> _Data entries_
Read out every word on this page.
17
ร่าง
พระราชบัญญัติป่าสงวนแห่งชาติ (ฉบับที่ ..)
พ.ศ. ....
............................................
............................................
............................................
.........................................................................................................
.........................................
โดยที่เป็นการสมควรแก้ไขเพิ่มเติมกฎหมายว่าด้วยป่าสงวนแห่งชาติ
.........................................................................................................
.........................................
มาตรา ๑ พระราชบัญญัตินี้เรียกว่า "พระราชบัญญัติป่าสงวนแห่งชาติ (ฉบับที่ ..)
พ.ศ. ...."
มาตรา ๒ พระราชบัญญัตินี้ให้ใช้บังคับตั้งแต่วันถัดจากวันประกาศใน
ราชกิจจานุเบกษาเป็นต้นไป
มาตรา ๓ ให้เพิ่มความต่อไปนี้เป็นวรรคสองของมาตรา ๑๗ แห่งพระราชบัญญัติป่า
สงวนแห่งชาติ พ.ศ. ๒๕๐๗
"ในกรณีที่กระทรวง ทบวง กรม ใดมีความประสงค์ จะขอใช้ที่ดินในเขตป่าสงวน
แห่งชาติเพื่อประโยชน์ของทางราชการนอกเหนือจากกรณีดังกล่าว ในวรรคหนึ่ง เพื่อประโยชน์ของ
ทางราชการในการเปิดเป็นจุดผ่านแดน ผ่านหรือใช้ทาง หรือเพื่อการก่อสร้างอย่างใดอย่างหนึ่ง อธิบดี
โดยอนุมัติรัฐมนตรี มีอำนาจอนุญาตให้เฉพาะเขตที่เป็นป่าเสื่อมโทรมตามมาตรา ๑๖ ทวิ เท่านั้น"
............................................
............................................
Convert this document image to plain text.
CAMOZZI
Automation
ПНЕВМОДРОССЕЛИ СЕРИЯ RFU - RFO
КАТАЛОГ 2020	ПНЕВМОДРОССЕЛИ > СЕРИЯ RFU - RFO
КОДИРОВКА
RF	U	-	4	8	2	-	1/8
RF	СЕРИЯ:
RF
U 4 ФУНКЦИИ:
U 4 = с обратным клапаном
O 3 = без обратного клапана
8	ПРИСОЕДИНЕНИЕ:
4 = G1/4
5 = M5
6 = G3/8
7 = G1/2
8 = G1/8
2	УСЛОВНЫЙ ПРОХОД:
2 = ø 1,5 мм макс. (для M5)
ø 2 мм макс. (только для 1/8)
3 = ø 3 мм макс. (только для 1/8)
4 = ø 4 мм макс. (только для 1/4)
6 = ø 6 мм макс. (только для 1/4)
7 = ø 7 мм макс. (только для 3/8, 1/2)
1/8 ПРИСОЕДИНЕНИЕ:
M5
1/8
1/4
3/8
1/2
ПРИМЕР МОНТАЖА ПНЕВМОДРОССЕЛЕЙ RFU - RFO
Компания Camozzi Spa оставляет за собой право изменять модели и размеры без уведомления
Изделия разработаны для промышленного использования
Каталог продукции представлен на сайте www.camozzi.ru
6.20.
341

> _EXERCISE DETAILS_
Write down every line of the data above that includes the string "только".

> _TASK SOLUTION_
ø 2 мм макс. (только для 1/8)
3 = ø 3 мм макс. (только для 1/8)
4 = ø 4 мм макс. (только для 1/4)
6 = ø 6 мм макс. (только для 1/4)
7 = ø 7 мм макс. (только для 3/8, 1/2)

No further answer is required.